▼▼▼
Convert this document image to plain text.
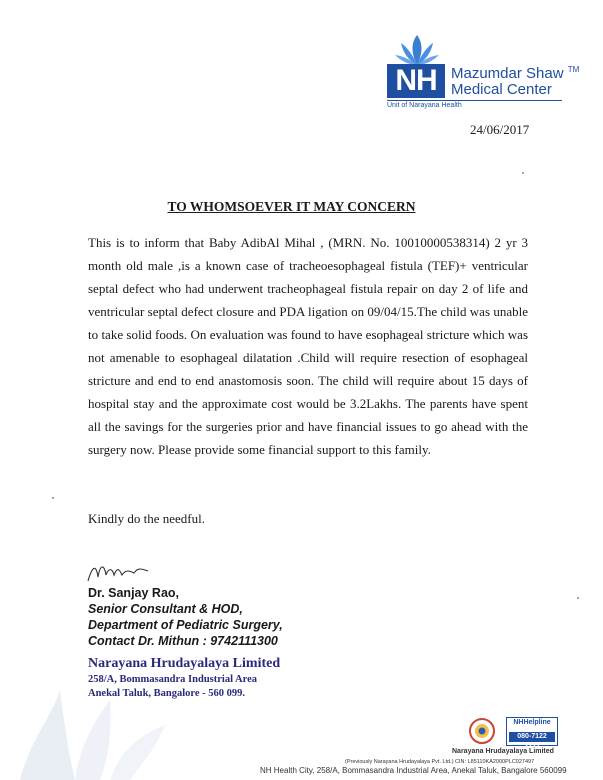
NH Mazumdar Shaw ™
Medical Center
Unit of Narayana Health
24/06/2017
TO WHOMSOEVER IT MAY CONCERN
This is to inform that Baby AdibAl Mihal , (MRN. No. 10010000538314) 2 yr 3 month old male ,is a known case of tracheoesophageal fistula (TEF)+ ventricular septal defect who had underwent tracheophageal fistula repair on day 2 of life and ventricular septal defect closure and PDA ligation on 09/04/15.The child was unable to take solid foods. On evaluation was found to have esophageal stricture which was not amenable to esophageal dilatation .Child will require resection of esophageal stricture and end to end anastomosis soon. The child will require about 15 days of hospital stay and the approximate cost would be 3.2Lakhs. The parents have spent all the savings for the surgeries prior and have financial issues to go ahead with the surgery now. Please provide some financial support to this family.
Kindly do the needful.
Dr. Sanjay Rao,
Senior Consultant & HOD,
Department of Pediatric Surgery,
Contact Dr. Mithun : 9742111300
Narayana Hrudayalaya Limited
258/A, Bommasandra Industrial Area
Anekal Taluk, Bangalore - 560 099.
NHHelpline
080-7122 2222
Narayana Hrudayalaya Limited
(Previously Narayana Hrudayalaya Pvt. Ltd.) CIN: L85110KA2000PLC027497
NH Health City, 258/A, Bommasandra Industrial Area, Anekal Taluk, Bangalore 560099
▲▲▲
» **Goal**: Copy every line of the listing where the word "Health" appears.

» **Exercise answer**:
Unit of Narayana Health
NH Health City, 258/A, Bommasandra Industrial Area, Anekal Taluk, Bangalore 560099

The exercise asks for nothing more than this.